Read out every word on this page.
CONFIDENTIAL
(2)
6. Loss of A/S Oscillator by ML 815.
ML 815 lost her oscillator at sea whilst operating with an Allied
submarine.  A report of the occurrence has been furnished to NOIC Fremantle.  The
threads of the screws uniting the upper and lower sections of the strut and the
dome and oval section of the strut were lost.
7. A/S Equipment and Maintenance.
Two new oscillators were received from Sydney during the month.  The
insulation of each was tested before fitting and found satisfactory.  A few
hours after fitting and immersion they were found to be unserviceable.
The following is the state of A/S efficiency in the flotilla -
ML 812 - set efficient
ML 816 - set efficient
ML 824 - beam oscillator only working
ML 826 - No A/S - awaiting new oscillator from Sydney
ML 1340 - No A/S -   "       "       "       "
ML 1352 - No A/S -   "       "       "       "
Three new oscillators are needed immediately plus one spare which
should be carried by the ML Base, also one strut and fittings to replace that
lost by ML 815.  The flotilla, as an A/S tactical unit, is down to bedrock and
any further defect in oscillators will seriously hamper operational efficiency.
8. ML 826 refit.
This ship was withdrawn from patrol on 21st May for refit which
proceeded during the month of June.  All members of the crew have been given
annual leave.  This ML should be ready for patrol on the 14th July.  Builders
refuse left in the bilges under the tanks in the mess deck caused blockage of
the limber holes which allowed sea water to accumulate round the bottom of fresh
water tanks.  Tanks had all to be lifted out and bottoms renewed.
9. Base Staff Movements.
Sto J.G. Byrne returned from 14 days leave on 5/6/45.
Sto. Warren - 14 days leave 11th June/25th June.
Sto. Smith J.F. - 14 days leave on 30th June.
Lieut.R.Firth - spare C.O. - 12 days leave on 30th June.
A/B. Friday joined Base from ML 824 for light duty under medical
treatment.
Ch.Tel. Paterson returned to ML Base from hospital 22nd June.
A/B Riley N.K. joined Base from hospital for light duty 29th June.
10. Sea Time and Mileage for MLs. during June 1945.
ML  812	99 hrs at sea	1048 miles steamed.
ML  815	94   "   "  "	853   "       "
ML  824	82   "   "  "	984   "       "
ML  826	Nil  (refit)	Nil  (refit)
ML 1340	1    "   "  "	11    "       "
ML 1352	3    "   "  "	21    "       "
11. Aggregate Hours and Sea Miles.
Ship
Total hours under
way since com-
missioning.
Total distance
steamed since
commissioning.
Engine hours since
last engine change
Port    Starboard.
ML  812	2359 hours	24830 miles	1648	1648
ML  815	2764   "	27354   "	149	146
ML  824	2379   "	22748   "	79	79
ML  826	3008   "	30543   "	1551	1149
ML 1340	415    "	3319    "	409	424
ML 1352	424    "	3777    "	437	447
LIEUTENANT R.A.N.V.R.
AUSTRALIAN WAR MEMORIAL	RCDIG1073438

- What is asked -
Every entry must be output again, exactly as written above.

- Exercise response -
Read out every word on this page.
CONFIDENTIAL
(2)
6. Loss of A/S Oscillator by ML 815.
ML 815 lost her oscillator at sea whilst operating with an Allied
submarine.  A report of the occurrence has been furnished to NOIC Fremantle.  The
threads of the screws uniting the upper and lower sections of the strut and the
dome and oval section of the strut were lost.
7. A/S Equipment and Maintenance.
Two new oscillators were received from Sydney during the month.  The
insulation of each was tested before fitting and found satisfactory.  A few
hours after fitting and immersion they were found to be unserviceable.
The following is the state of A/S efficiency in the flotilla -
ML 812 - set efficient
ML 816 - set efficient
ML 824 - beam oscillator only working
ML 826 - No A/S - awaiting new oscillator from Sydney
ML 1340 - No A/S -   "       "       "       "
ML 1352 - No A/S -   "       "       "       "
Three new oscillators are needed immediately plus one spare which
should be carried by the ML Base, also one strut and fittings to replace that
lost by ML 815.  The flotilla, as an A/S tactical unit, is down to bedrock and
any further defect in oscillators will seriously hamper operational efficiency.
8. ML 826 refit.
This ship was withdrawn from patrol on 21st May for refit which
proceeded during the month of June.  All members of the crew have been given
annual leave.  This ML should be ready for patrol on the 14th July.  Builders
refuse left in the bilges under the tanks in the mess deck caused blockage of
the limber holes which allowed sea water to accumulate round the bottom of fresh
water tanks.  Tanks had all to be lifted out and bottoms renewed.
9. Base Staff Movements.
Sto J.G. Byrne returned from 14 days leave on 5/6/45.
Sto. Warren - 14 days leave 11th June/25th June.
Sto. Smith J.F. - 14 days leave on 30th June.
Lieut.R.Firth - spare C.O. - 12 days leave on 30th June.
A/B. Friday joined Base from ML 824 for light duty under medical
treatment.
Ch.Tel. Paterson returned to ML Base from hospital 22nd June.
A/B Riley N.K. joined Base from hospital for light duty 29th June.
10. Sea Time and Mileage for MLs. during June 1945.
ML  812	99 hrs at sea	1048 miles steamed.
ML  815	94   "   "  "	853   "       "
ML  824	82   "   "  "	984   "       "
ML  826	Nil  (refit)	Nil  (refit)
ML 1340	1    "   "  "	11    "       "
ML 1352	3    "   "  "	21    "       "
11. Aggregate Hours and Sea Miles.
Ship
Total hours under
way since com-
missioning.
Total distance
steamed since
commissioning.
Engine hours since
last engine change
Port    Starboard.
ML  812	2359 hours	24830 miles	1648	1648
ML  815	2764   "	27354   "	149	146
ML  824	2379   "	22748   "	79	79
ML  826	3008   "	30543   "	1551	1149
ML 1340	415    "	3319    "	409	424
ML 1352	424    "	3777    "	437	447
LIEUTENANT R.A.N.V.R.
AUSTRALIAN WAR MEMORIAL	RCDIG1073438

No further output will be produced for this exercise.